* [Problem to work on] Gather every line that includes the word "এসএসডব", please.

* [Entries provided]
########

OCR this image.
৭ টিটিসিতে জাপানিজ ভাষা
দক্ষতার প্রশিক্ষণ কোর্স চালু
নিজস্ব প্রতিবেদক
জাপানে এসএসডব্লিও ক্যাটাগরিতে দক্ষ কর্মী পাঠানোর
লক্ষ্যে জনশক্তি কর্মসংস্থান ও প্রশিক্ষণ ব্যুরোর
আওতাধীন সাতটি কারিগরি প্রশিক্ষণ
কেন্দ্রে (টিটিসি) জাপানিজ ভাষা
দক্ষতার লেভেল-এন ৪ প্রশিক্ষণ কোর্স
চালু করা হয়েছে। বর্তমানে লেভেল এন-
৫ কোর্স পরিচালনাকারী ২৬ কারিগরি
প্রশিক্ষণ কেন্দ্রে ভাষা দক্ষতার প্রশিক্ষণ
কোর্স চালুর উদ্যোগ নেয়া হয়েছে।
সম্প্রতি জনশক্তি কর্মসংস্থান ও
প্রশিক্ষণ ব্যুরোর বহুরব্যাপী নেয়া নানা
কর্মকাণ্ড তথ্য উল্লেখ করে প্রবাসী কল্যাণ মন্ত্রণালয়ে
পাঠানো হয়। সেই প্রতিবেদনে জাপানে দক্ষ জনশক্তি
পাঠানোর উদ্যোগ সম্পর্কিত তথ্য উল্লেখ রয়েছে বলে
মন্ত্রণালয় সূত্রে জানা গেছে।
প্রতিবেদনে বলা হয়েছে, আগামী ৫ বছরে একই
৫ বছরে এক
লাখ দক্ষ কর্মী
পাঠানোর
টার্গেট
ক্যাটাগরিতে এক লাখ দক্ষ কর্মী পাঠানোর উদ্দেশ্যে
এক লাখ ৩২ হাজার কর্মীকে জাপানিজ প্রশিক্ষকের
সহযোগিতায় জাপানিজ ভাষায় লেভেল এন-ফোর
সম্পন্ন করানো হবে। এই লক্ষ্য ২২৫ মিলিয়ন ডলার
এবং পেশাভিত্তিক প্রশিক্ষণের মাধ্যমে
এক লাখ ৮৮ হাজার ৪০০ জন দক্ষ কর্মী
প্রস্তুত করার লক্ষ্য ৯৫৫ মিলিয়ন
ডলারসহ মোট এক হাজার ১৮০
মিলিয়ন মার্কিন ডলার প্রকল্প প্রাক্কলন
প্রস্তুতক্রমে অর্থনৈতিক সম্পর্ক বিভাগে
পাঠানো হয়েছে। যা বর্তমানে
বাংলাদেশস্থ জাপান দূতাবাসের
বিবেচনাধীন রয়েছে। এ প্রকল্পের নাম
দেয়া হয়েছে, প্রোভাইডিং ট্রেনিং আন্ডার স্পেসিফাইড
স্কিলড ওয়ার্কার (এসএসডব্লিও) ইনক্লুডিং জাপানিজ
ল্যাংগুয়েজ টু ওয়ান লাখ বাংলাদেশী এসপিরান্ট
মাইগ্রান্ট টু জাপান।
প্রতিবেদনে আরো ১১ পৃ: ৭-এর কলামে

########

* [Exercise response]
জাপানে এসএসডব্লিও ক্যাটাগরিতে দক্ষ কর্মী পাঠানোর
স্কিলড ওয়ার্কার (এসএসডব্লিও) ইনক্লুডিং জাপানিজ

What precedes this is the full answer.